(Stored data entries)
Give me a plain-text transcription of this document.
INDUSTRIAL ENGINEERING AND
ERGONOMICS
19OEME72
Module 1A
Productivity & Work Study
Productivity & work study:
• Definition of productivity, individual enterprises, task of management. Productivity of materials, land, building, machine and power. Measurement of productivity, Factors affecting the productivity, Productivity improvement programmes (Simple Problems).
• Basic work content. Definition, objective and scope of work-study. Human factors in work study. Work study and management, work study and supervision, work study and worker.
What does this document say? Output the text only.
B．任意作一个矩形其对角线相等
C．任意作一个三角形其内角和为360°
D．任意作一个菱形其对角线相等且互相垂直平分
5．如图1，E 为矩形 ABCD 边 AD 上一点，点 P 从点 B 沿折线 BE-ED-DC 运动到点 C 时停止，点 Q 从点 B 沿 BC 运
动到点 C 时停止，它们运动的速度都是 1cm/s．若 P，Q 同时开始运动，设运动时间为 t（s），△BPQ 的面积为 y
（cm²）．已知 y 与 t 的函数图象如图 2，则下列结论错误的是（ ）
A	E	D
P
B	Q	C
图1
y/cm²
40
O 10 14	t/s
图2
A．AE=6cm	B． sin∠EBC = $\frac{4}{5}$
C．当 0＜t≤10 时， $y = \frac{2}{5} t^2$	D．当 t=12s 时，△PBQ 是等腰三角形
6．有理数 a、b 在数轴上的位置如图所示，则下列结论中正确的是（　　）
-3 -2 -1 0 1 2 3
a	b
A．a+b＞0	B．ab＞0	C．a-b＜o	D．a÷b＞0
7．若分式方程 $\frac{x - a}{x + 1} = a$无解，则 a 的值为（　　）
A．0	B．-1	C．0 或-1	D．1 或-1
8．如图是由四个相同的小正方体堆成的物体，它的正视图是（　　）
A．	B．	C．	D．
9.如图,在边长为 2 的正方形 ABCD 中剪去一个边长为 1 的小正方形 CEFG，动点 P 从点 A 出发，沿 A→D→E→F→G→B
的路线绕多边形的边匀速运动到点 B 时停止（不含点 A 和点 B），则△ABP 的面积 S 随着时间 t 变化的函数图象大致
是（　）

• AIM OF THE EXERCISE
Reproduce the records in full, exactly as written.

• PROBLEM SOLUTION
Give me a plain-text transcription of this document.
INDUSTRIAL ENGINEERING AND
ERGONOMICS
19OEME72
Module 1A
Productivity & Work Study
Productivity & work study:
• Definition of productivity, individual enterprises, task of management. Productivity of materials, land, building, machine and power. Measurement of productivity, Factors affecting the productivity, Productivity improvement programmes (Simple Problems).
• Basic work content. Definition, objective and scope of work-study. Human factors in work study. Work study and management, work study and supervision, work study and worker.
What does this document say? Output the text only.
B．任意作一个矩形其对角线相等
C．任意作一个三角形其内角和为360°
D．任意作一个菱形其对角线相等且互相垂直平分
5．如图1，E 为矩形 ABCD 边 AD 上一点，点 P 从点 B 沿折线 BE-ED-DC 运动到点 C 时停止，点 Q 从点 B 沿 BC 运
动到点 C 时停止，它们运动的速度都是 1cm/s．若 P，Q 同时开始运动，设运动时间为 t（s），△BPQ 的面积为 y
（cm²）．已知 y 与 t 的函数图象如图 2，则下列结论错误的是（ ）
A	E	D
P
B	Q	C
图1
y/cm²
40
O 10 14	t/s
图2
A．AE=6cm	B． sin∠EBC = $\frac{4}{5}$
C．当 0＜t≤10 时， $y = \frac{2}{5} t^2$	D．当 t=12s 时，△PBQ 是等腰三角形
6．有理数 a、b 在数轴上的位置如图所示，则下列结论中正确的是（　　）
-3 -2 -1 0 1 2 3
a	b
A．a+b＞0	B．ab＞0	C．a-b＜o	D．a÷b＞0
7．若分式方程 $\frac{x - a}{x + 1} = a$无解，则 a 的值为（　　）
A．0	B．-1	C．0 或-1	D．1 或-1
8．如图是由四个相同的小正方体堆成的物体，它的正视图是（　　）
A．	B．	C．	D．
9.如图,在边长为 2 的正方形 ABCD 中剪去一个边长为 1 的小正方形 CEFG，动点 P 从点 A 出发，沿 A→D→E→F→G→B
的路线绕多边形的边匀速运动到点 B 时停止（不含点 A 和点 B），则△ABP 的面积 S 随着时间 t 变化的函数图象大致
是（　）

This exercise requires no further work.